■ **What you will do**:
Copy out the data below line for line, keeping every character unchanged.

Coordinate annotation data:
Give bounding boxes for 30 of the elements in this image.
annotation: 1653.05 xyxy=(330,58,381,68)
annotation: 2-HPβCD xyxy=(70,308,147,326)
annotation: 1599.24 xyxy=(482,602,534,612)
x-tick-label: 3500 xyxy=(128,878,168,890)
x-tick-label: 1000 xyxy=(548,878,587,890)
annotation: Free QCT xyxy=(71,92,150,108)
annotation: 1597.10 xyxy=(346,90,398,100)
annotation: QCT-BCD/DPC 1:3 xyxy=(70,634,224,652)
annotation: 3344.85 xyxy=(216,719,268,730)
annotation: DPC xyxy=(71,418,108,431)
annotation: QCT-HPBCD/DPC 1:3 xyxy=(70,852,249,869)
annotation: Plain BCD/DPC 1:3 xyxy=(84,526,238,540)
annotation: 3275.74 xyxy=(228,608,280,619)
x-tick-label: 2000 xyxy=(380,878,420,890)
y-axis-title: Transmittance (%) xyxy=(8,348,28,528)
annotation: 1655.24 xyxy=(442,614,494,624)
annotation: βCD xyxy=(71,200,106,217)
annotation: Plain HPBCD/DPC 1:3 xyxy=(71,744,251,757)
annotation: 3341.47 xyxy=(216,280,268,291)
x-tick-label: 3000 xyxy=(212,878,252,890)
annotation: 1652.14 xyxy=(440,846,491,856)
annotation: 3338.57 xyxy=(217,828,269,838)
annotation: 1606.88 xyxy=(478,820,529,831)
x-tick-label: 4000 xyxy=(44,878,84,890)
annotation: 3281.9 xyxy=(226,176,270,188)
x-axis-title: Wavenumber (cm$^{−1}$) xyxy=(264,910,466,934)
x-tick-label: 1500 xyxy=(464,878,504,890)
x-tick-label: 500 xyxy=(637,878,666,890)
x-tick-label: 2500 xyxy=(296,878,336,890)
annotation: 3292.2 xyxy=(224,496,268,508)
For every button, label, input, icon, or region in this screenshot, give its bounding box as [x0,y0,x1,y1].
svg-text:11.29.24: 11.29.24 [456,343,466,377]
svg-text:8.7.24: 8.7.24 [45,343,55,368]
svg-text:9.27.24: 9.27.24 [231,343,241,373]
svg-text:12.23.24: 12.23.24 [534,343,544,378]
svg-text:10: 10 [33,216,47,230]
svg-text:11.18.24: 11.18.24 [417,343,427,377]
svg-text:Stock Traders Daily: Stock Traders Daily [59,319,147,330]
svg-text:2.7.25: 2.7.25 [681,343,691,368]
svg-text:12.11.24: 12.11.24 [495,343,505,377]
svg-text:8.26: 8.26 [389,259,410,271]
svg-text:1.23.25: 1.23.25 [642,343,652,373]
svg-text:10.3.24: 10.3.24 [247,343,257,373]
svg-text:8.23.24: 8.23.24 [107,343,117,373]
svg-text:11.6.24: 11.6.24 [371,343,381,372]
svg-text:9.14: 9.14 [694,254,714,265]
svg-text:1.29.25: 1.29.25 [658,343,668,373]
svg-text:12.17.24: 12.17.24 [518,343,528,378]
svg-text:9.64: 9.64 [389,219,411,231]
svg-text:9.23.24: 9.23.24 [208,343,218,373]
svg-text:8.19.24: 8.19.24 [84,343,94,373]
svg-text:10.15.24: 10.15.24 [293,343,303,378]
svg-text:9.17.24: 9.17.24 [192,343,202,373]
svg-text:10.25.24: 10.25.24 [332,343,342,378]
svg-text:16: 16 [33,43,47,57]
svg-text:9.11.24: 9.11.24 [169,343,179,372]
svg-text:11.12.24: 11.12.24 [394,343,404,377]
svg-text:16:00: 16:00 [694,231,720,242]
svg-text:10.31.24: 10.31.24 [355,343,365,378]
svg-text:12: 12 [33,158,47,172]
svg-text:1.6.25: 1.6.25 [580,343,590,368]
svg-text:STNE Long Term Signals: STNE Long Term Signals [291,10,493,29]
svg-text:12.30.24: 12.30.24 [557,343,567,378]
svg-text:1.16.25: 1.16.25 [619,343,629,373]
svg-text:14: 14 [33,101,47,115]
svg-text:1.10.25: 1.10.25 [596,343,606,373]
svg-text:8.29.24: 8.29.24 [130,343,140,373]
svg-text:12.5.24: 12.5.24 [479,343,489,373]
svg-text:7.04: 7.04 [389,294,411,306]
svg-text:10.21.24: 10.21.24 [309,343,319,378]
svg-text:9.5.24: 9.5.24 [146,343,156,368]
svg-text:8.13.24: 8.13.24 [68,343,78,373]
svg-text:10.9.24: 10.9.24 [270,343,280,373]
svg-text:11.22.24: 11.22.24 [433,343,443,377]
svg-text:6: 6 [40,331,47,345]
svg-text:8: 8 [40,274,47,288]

■ **Finished task**:
Give bounding boxes for 30 of the elements in this image.
annotation: 1653.05 xyxy=(330,58,381,68)
annotation: 2-HPβCD xyxy=(70,308,147,326)
annotation: 1599.24 xyxy=(482,602,534,612)
x-tick-label: 3500 xyxy=(128,878,168,890)
x-tick-label: 1000 xyxy=(548,878,587,890)
annotation: Free QCT xyxy=(71,92,150,108)
annotation: 1597.10 xyxy=(346,90,398,100)
annotation: QCT-BCD/DPC 1:3 xyxy=(70,634,224,652)
annotation: 3344.85 xyxy=(216,719,268,730)
annotation: DPC xyxy=(71,418,108,431)
annotation: QCT-HPBCD/DPC 1:3 xyxy=(70,852,249,869)
annotation: Plain BCD/DPC 1:3 xyxy=(84,526,238,540)
annotation: 3275.74 xyxy=(228,608,280,619)
x-tick-label: 2000 xyxy=(380,878,420,890)
y-axis-title: Transmittance (%) xyxy=(8,348,28,528)
annotation: 1655.24 xyxy=(442,614,494,624)
annotation: βCD xyxy=(71,200,106,217)
annotation: Plain HPBCD/DPC 1:3 xyxy=(71,744,251,757)
annotation: 3341.47 xyxy=(216,280,268,291)
x-tick-label: 3000 xyxy=(212,878,252,890)
annotation: 1652.14 xyxy=(440,846,491,856)
annotation: 3338.57 xyxy=(217,828,269,838)
annotation: 1606.88 xyxy=(478,820,529,831)
x-tick-label: 4000 xyxy=(44,878,84,890)
annotation: 3281.9 xyxy=(226,176,270,188)
x-axis-title: Wavenumber (cm$^{−1}$) xyxy=(264,910,466,934)
x-tick-label: 1500 xyxy=(464,878,504,890)
x-tick-label: 500 xyxy=(637,878,666,890)
x-tick-label: 2500 xyxy=(296,878,336,890)
annotation: 3292.2 xyxy=(224,496,268,508)
For every button, label, input, icon, or region in this screenshot, give its bounding box as [x0,y0,x1,y1].
svg-text:11.29.24: 11.29.24 [456,343,466,377]
svg-text:8.7.24: 8.7.24 [45,343,55,368]
svg-text:9.27.24: 9.27.24 [231,343,241,373]
svg-text:12.23.24: 12.23.24 [534,343,544,378]
svg-text:10: 10 [33,216,47,230]
svg-text:11.18.24: 11.18.24 [417,343,427,377]
svg-text:Stock Traders Daily: Stock Traders Daily [59,319,147,330]
svg-text:2.7.25: 2.7.25 [681,343,691,368]
svg-text:12.11.24: 12.11.24 [495,343,505,377]
svg-text:8.26: 8.26 [389,259,410,271]
svg-text:1.23.25: 1.23.25 [642,343,652,373]
svg-text:10.3.24: 10.3.24 [247,343,257,373]
svg-text:8.23.24: 8.23.24 [107,343,117,373]
svg-text:11.6.24: 11.6.24 [371,343,381,372]
svg-text:9.14: 9.14 [694,254,714,265]
svg-text:1.29.25: 1.29.25 [658,343,668,373]
svg-text:12.17.24: 12.17.24 [518,343,528,378]
svg-text:9.64: 9.64 [389,219,411,231]
svg-text:9.23.24: 9.23.24 [208,343,218,373]
svg-text:8.19.24: 8.19.24 [84,343,94,373]
svg-text:10.15.24: 10.15.24 [293,343,303,378]
svg-text:9.17.24: 9.17.24 [192,343,202,373]
svg-text:10.25.24: 10.25.24 [332,343,342,378]
svg-text:16: 16 [33,43,47,57]
svg-text:9.11.24: 9.11.24 [169,343,179,372]
svg-text:11.12.24: 11.12.24 [394,343,404,377]
svg-text:16:00: 16:00 [694,231,720,242]
svg-text:10.31.24: 10.31.24 [355,343,365,378]
svg-text:12: 12 [33,158,47,172]
svg-text:1.6.25: 1.6.25 [580,343,590,368]
svg-text:STNE Long Term Signals: STNE Long Term Signals [291,10,493,29]
svg-text:12.30.24: 12.30.24 [557,343,567,378]
svg-text:1.16.25: 1.16.25 [619,343,629,373]
svg-text:14: 14 [33,101,47,115]
svg-text:1.10.25: 1.10.25 [596,343,606,373]
svg-text:8.29.24: 8.29.24 [130,343,140,373]
svg-text:12.5.24: 12.5.24 [479,343,489,373]
svg-text:7.04: 7.04 [389,294,411,306]
svg-text:10.21.24: 10.21.24 [309,343,319,378]
svg-text:9.5.24: 9.5.24 [146,343,156,368]
svg-text:8.13.24: 8.13.24 [68,343,78,373]
svg-text:10.9.24: 10.9.24 [270,343,280,373]
svg-text:11.22.24: 11.22.24 [433,343,443,377]
svg-text:6: 6 [40,331,47,345]
svg-text:8: 8 [40,274,47,288]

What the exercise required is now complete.